● **What the task requires**
Leave out the images and repeat the listing below without a single change.

Saved entries
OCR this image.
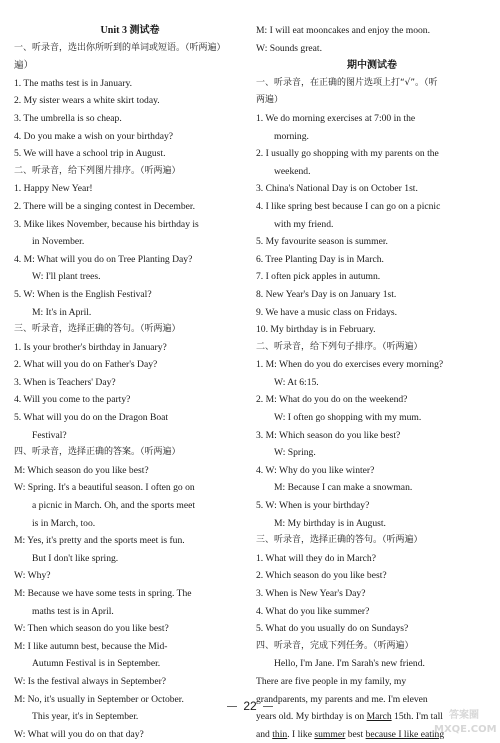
Unit 3 测试卷
一、听录音，选出你所听到的单词或短语。（听两遍）
遍）
1. The maths test is in January.
2. My sister wears a white skirt today.
3. The umbrella is so cheap.
4. Do you make a wish on your birthday?
5. We will have a school trip in August.
二、听录音，给下列图片排序。（听两遍）
1. Happy New Year!
2. There will be a singing contest in December.
3. Mike likes November, because his birthday is
in November.
4. M: What will you do on Tree Planting Day?
W: I'll plant trees.
5. W: When is the English Festival?
M: It's in April.
三、听录音，选择正确的答句。（听两遍）
1. Is your brother's birthday in January?
2. What will you do on Father's Day?
3. When is Teachers' Day?
4. Will you come to the party?
5. What will you do on the Dragon Boat
Festival?
四、听录音，选择正确的答案。（听两遍）
M: Which season do you like best?
W: Spring. It's a beautiful season. I often go on
a picnic in March. Oh, and the sports meet
is in March, too.
M: Yes, it's pretty and the sports meet is fun.
But I don't like spring.
W: Why?
M: Because we have some tests in spring. The
maths test is in April.
W: Then which season do you like best?
M: I like autumn best, because the Mid-
Autumn Festival is in September.
W: Is the festival always in September?
M: No, it's usually in September or October.
This year, it's in September.
W: What will you do on that day?
M: I will eat mooncakes and enjoy the moon.
W: Sounds great.
期中测试卷
一、听录音，在正确的图片选项上打“√”。（听
两遍）
1. We do morning exercises at 7:00 in the
morning.
2. I usually go shopping with my parents on the
weekend.
3. China's National Day is on October 1st.
4. I like spring best because I can go on a picnic
with my friend.
5. My favourite season is summer.
6. Tree Planting Day is in March.
7. I often pick apples in autumn.
8. New Year's Day is on January 1st.
9. We have a music class on Fridays.
10. My birthday is in February.
二、听录音，给下列句子排序。（听两遍）
1. M: When do you do exercises every morning?
W: At 6:15.
2. M: What do you do on the weekend?
W: I often go shopping with my mum.
3. M: Which season do you like best?
W: Spring.
4. W: Why do you like winter?
M: Because I can make a snowman.
5. W: When is your birthday?
M: My birthday is in August.
三、听录音，选择正确的答句。（听两遍）
1. What will they do in March?
2. Which season do you like best?
3. When is New Year's Day?
4. What do you like summer?
5. What do you usually do on Sundays?
四、听录音，完成下列任务。（听两遍）
Hello, I'm Jane. I'm Sarah's new friend.
There are five people in my family, my
grandparents, my parents and me. I'm eleven
years old. My birthday is on March 15th. I'm tall
and thin. I like summer best because I like eating
22
答案圈 MXQE.COM
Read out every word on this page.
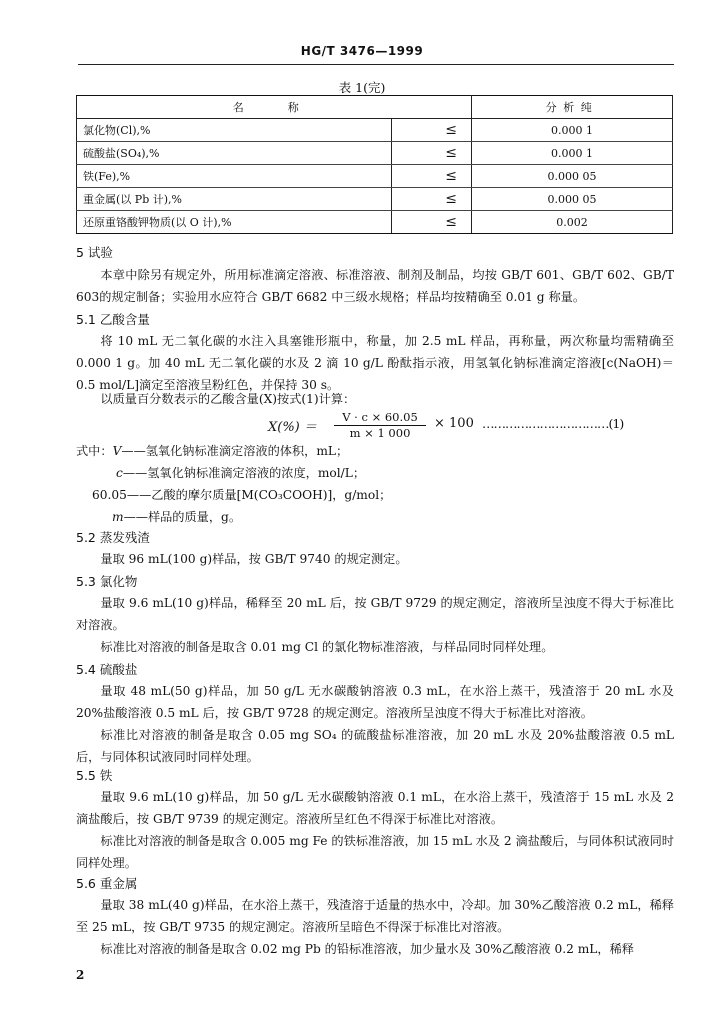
HG/T 3476—1999
表 1(完)
名　称		分析纯
氯化物(Cl),%	≤	0.000 1
硫酸盐(SO₄),%	≤	0.000 1
铁(Fe),%	≤	0.000 05
重金属(以 Pb 计),%	≤	0.000 05
还原重铬酸钾物质(以 O 计),%	≤	0.002
5 试验
本章中除另有规定外，所用标准滴定溶液、标准溶液、制剂及制品，均按 GB/T 601、GB/T 602、GB/T 603的规定制备；实验用水应符合 GB/T 6682 中三级水规格；样品均按精确至 0.01 g 称量。
5.1 乙酸含量
将 10 mL 无二氧化碳的水注入具塞锥形瓶中，称量，加 2.5 mL 样品，再称量，两次称量均需精确至 0.000 1 g。加 40 mL 无二氧化碳的水及 2 滴 10 g/L 酚酞指示液，用氢氧化钠标准滴定溶液[c(NaOH)＝0.5 mol/L]滴定至溶液呈粉红色，并保持 30 s。
以质量百分数表示的乙酸含量(X)按式(1)计算：
$X(\%) = \frac{V \cdot c \times 60.05}{m \times 1 000} \times 100$ ……………………………(1)
式中：V——氢氧化钠标准滴定溶液的体积，mL；
c——氢氧化钠标准滴定溶液的浓度，mol/L；
60.05——乙酸的摩尔质量[M(CO₃COOH)]，g/mol；
m——样品的质量，g。
5.2 蒸发残渣
量取 96 mL(100 g)样品，按 GB/T 9740 的规定测定。
5.3 氯化物
量取 9.6 mL(10 g)样品，稀释至 20 mL 后，按 GB/T 9729 的规定测定，溶液所呈浊度不得大于标准比对溶液。
标准比对溶液的制备是取含 0.01 mg Cl 的氯化物标准溶液，与样品同时同样处理。
5.4 硫酸盐
量取 48 mL(50 g)样品，加 50 g/L 无水碳酸钠溶液 0.3 mL，在水浴上蒸干，残渣溶于 20 mL 水及 20%盐酸溶液 0.5 mL 后，按 GB/T 9728 的规定测定。溶液所呈浊度不得大于标准比对溶液。
标准比对溶液的制备是取含 0.05 mg SO₄ 的硫酸盐标准溶液，加 20 mL 水及 20%盐酸溶液 0.5 mL后，与同体积试液同时同样处理。
5.5 铁
量取 9.6 mL(10 g)样品，加 50 g/L 无水碳酸钠溶液 0.1 mL，在水浴上蒸干，残渣溶于 15 mL 水及 2 滴盐酸后，按 GB/T 9739 的规定测定。溶液所呈红色不得深于标准比对溶液。
标准比对溶液的制备是取含 0.005 mg Fe 的铁标准溶液，加 15 mL 水及 2 滴盐酸后，与同体积试液同时同样处理。
5.6 重金属
量取 38 mL(40 g)样品，在水浴上蒸干，残渣溶于适量的热水中，冷却。加 30%乙酸溶液 0.2 mL，稀释至 25 mL，按 GB/T 9735 的规定测定。溶液所呈暗色不得深于标准比对溶液。
标准比对溶液的制备是取含 0.02 mg Pb 的铅标准溶液，加少量水及 30%乙酸溶液 0.2 mL，稀释
2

● **Task output**
OCR this image.
Unit 3 测试卷
一、听录音，选出你所听到的单词或短语。（听两遍）
遍）
1. The maths test is in January.
2. My sister wears a white skirt today.
3. The umbrella is so cheap.
4. Do you make a wish on your birthday?
5. We will have a school trip in August.
二、听录音，给下列图片排序。（听两遍）
1. Happy New Year!
2. There will be a singing contest in December.
3. Mike likes November, because his birthday is
in November.
4. M: What will you do on Tree Planting Day?
W: I'll plant trees.
5. W: When is the English Festival?
M: It's in April.
三、听录音，选择正确的答句。（听两遍）
1. Is your brother's birthday in January?
2. What will you do on Father's Day?
3. When is Teachers' Day?
4. Will you come to the party?
5. What will you do on the Dragon Boat
Festival?
四、听录音，选择正确的答案。（听两遍）
M: Which season do you like best?
W: Spring. It's a beautiful season. I often go on
a picnic in March. Oh, and the sports meet
is in March, too.
M: Yes, it's pretty and the sports meet is fun.
But I don't like spring.
W: Why?
M: Because we have some tests in spring. The
maths test is in April.
W: Then which season do you like best?
M: I like autumn best, because the Mid-
Autumn Festival is in September.
W: Is the festival always in September?
M: No, it's usually in September or October.
This year, it's in September.
W: What will you do on that day?
M: I will eat mooncakes and enjoy the moon.
W: Sounds great.
期中测试卷
一、听录音，在正确的图片选项上打“√”。（听
两遍）
1. We do morning exercises at 7:00 in the
morning.
2. I usually go shopping with my parents on the
weekend.
3. China's National Day is on October 1st.
4. I like spring best because I can go on a picnic
with my friend.
5. My favourite season is summer.
6. Tree Planting Day is in March.
7. I often pick apples in autumn.
8. New Year's Day is on January 1st.
9. We have a music class on Fridays.
10. My birthday is in February.
二、听录音，给下列句子排序。（听两遍）
1. M: When do you do exercises every morning?
W: At 6:15.
2. M: What do you do on the weekend?
W: I often go shopping with my mum.
3. M: Which season do you like best?
W: Spring.
4. W: Why do you like winter?
M: Because I can make a snowman.
5. W: When is your birthday?
M: My birthday is in August.
三、听录音，选择正确的答句。（听两遍）
1. What will they do in March?
2. Which season do you like best?
3. When is New Year's Day?
4. What do you like summer?
5. What do you usually do on Sundays?
四、听录音，完成下列任务。（听两遍）
Hello, I'm Jane. I'm Sarah's new friend.
There are five people in my family, my
grandparents, my parents and me. I'm eleven
years old. My birthday is on March 15th. I'm tall
and thin. I like summer best because I like eating
22
答案圈 MXQE.COM
Read out every word on this page.
HG/T 3476—1999
表 1(完)
名　称		分析纯
氯化物(Cl),%	≤	0.000 1
硫酸盐(SO₄),%	≤	0.000 1
铁(Fe),%	≤	0.000 05
重金属(以 Pb 计),%	≤	0.000 05
还原重铬酸钾物质(以 O 计),%	≤	0.002
5 试验
本章中除另有规定外，所用标准滴定溶液、标准溶液、制剂及制品，均按 GB/T 601、GB/T 602、GB/T 603的规定制备；实验用水应符合 GB/T 6682 中三级水规格；样品均按精确至 0.01 g 称量。
5.1 乙酸含量
将 10 mL 无二氧化碳的水注入具塞锥形瓶中，称量，加 2.5 mL 样品，再称量，两次称量均需精确至 0.000 1 g。加 40 mL 无二氧化碳的水及 2 滴 10 g/L 酚酞指示液，用氢氧化钠标准滴定溶液[c(NaOH)＝0.5 mol/L]滴定至溶液呈粉红色，并保持 30 s。
以质量百分数表示的乙酸含量(X)按式(1)计算：
$X(\%) = \frac{V \cdot c \times 60.05}{m \times 1 000} \times 100$ ……………………………(1)
式中：V——氢氧化钠标准滴定溶液的体积，mL；
c——氢氧化钠标准滴定溶液的浓度，mol/L；
60.05——乙酸的摩尔质量[M(CO₃COOH)]，g/mol；
m——样品的质量，g。
5.2 蒸发残渣
量取 96 mL(100 g)样品，按 GB/T 9740 的规定测定。
5.3 氯化物
量取 9.6 mL(10 g)样品，稀释至 20 mL 后，按 GB/T 9729 的规定测定，溶液所呈浊度不得大于标准比对溶液。
标准比对溶液的制备是取含 0.01 mg Cl 的氯化物标准溶液，与样品同时同样处理。
5.4 硫酸盐
量取 48 mL(50 g)样品，加 50 g/L 无水碳酸钠溶液 0.3 mL，在水浴上蒸干，残渣溶于 20 mL 水及 20%盐酸溶液 0.5 mL 后，按 GB/T 9728 的规定测定。溶液所呈浊度不得大于标准比对溶液。
标准比对溶液的制备是取含 0.05 mg SO₄ 的硫酸盐标准溶液，加 20 mL 水及 20%盐酸溶液 0.5 mL后，与同体积试液同时同样处理。
5.5 铁
量取 9.6 mL(10 g)样品，加 50 g/L 无水碳酸钠溶液 0.1 mL，在水浴上蒸干，残渣溶于 15 mL 水及 2 滴盐酸后，按 GB/T 9739 的规定测定。溶液所呈红色不得深于标准比对溶液。
标准比对溶液的制备是取含 0.005 mg Fe 的铁标准溶液，加 15 mL 水及 2 滴盐酸后，与同体积试液同时同样处理。
5.6 重金属
量取 38 mL(40 g)样品，在水浴上蒸干，残渣溶于适量的热水中，冷却。加 30%乙酸溶液 0.2 mL，稀释至 25 mL，按 GB/T 9735 的规定测定。溶液所呈暗色不得深于标准比对溶液。
标准比对溶液的制备是取含 0.02 mg Pb 的铅标准溶液，加少量水及 30%乙酸溶液 0.2 mL，稀释
2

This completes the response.